▶ **Records supplied**
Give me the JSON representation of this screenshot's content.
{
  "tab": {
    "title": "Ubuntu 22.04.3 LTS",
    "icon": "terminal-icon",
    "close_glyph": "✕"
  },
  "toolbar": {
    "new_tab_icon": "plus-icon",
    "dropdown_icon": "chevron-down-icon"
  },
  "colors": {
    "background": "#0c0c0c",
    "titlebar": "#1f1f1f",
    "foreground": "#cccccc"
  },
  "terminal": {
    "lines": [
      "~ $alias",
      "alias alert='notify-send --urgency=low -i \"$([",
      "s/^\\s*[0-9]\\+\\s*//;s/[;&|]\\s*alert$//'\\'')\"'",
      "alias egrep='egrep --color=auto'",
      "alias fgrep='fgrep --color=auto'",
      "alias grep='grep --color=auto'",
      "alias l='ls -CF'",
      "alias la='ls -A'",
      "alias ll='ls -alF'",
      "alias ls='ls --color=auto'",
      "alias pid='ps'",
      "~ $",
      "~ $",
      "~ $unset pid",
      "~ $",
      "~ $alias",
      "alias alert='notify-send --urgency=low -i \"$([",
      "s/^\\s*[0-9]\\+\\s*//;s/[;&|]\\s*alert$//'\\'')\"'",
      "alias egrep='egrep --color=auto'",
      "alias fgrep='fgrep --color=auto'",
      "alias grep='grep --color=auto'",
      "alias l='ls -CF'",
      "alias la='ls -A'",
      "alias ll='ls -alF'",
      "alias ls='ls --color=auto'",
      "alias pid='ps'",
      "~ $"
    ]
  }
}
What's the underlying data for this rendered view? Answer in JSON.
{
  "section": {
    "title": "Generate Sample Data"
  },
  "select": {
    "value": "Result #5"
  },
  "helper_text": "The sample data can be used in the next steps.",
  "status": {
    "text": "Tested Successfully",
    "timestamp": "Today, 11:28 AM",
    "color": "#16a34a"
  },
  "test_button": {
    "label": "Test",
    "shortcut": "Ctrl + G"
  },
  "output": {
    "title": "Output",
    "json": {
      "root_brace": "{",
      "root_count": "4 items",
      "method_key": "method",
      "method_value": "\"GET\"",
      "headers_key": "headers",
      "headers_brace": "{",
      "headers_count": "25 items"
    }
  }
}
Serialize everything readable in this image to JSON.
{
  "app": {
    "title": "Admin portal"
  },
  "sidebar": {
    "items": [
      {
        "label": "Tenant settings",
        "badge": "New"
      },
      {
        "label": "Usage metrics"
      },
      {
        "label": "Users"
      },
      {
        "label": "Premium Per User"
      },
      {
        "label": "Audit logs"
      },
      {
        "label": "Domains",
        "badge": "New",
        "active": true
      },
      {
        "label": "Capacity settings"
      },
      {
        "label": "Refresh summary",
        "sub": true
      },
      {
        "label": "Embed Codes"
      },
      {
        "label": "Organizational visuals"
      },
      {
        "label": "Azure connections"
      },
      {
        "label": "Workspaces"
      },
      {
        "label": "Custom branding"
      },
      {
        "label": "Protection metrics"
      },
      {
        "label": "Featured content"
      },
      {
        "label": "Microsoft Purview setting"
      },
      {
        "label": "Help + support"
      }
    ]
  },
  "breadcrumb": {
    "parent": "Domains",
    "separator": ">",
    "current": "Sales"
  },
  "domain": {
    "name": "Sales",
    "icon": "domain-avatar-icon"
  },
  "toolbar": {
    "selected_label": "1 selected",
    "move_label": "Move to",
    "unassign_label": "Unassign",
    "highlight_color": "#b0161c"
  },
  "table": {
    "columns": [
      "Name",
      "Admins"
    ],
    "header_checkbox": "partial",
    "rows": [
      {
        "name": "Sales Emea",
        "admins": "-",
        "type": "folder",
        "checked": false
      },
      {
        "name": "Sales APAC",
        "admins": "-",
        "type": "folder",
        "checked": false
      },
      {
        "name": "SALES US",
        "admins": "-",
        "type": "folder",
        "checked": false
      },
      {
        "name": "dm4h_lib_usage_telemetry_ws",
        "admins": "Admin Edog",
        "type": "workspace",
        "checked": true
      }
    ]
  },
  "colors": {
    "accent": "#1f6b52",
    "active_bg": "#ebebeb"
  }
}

▶ **Work required**
Each record above should be restated word for word.

▶ **Finished exercise**
Give me the JSON representation of this screenshot's content.
{
  "tab": {
    "title": "Ubuntu 22.04.3 LTS",
    "icon": "terminal-icon",
    "close_glyph": "✕"
  },
  "toolbar": {
    "new_tab_icon": "plus-icon",
    "dropdown_icon": "chevron-down-icon"
  },
  "colors": {
    "background": "#0c0c0c",
    "titlebar": "#1f1f1f",
    "foreground": "#cccccc"
  },
  "terminal": {
    "lines": [
      "~ $alias",
      "alias alert='notify-send --urgency=low -i \"$([",
      "s/^\\s*[0-9]\\+\\s*//;s/[;&|]\\s*alert$//'\\'')\"'",
      "alias egrep='egrep --color=auto'",
      "alias fgrep='fgrep --color=auto'",
      "alias grep='grep --color=auto'",
      "alias l='ls -CF'",
      "alias la='ls -A'",
      "alias ll='ls -alF'",
      "alias ls='ls --color=auto'",
      "alias pid='ps'",
      "~ $",
      "~ $",
      "~ $unset pid",
      "~ $",
      "~ $alias",
      "alias alert='notify-send --urgency=low -i \"$([",
      "s/^\\s*[0-9]\\+\\s*//;s/[;&|]\\s*alert$//'\\'')\"'",
      "alias egrep='egrep --color=auto'",
      "alias fgrep='fgrep --color=auto'",
      "alias grep='grep --color=auto'",
      "alias l='ls -CF'",
      "alias la='ls -A'",
      "alias ll='ls -alF'",
      "alias ls='ls --color=auto'",
      "alias pid='ps'",
      "~ $"
    ]
  }
}
What's the underlying data for this rendered view? Answer in JSON.
{
  "section": {
    "title": "Generate Sample Data"
  },
  "select": {
    "value": "Result #5"
  },
  "helper_text": "The sample data can be used in the next steps.",
  "status": {
    "text": "Tested Successfully",
    "timestamp": "Today, 11:28 AM",
    "color": "#16a34a"
  },
  "test_button": {
    "label": "Test",
    "shortcut": "Ctrl + G"
  },
  "output": {
    "title": "Output",
    "json": {
      "root_brace": "{",
      "root_count": "4 items",
      "method_key": "method",
      "method_value": "\"GET\"",
      "headers_key": "headers",
      "headers_brace": "{",
      "headers_count": "25 items"
    }
  }
}
Serialize everything readable in this image to JSON.
{
  "app": {
    "title": "Admin portal"
  },
  "sidebar": {
    "items": [
      {
        "label": "Tenant settings",
        "badge": "New"
      },
      {
        "label": "Usage metrics"
      },
      {
        "label": "Users"
      },
      {
        "label": "Premium Per User"
      },
      {
        "label": "Audit logs"
      },
      {
        "label": "Domains",
        "badge": "New",
        "active": true
      },
      {
        "label": "Capacity settings"
      },
      {
        "label": "Refresh summary",
        "sub": true
      },
      {
        "label": "Embed Codes"
      },
      {
        "label": "Organizational visuals"
      },
      {
        "label": "Azure connections"
      },
      {
        "label": "Workspaces"
      },
      {
        "label": "Custom branding"
      },
      {
        "label": "Protection metrics"
      },
      {
        "label": "Featured content"
      },
      {
        "label": "Microsoft Purview setting"
      },
      {
        "label": "Help + support"
      }
    ]
  },
  "breadcrumb": {
    "parent": "Domains",
    "separator": ">",
    "current": "Sales"
  },
  "domain": {
    "name": "Sales",
    "icon": "domain-avatar-icon"
  },
  "toolbar": {
    "selected_label": "1 selected",
    "move_label": "Move to",
    "unassign_label": "Unassign",
    "highlight_color": "#b0161c"
  },
  "table": {
    "columns": [
      "Name",
      "Admins"
    ],
    "header_checkbox": "partial",
    "rows": [
      {
        "name": "Sales Emea",
        "admins": "-",
        "type": "folder",
        "checked": false
      },
      {
        "name": "Sales APAC",
        "admins": "-",
        "type": "folder",
        "checked": false
      },
      {
        "name": "SALES US",
        "admins": "-",
        "type": "folder",
        "checked": false
      },
      {
        "name": "dm4h_lib_usage_telemetry_ws",
        "admins": "Admin Edog",
        "type": "workspace",
        "checked": true
      }
    ]
  },
  "colors": {
    "accent": "#1f6b52",
    "active_bg": "#ebebeb"
  }
}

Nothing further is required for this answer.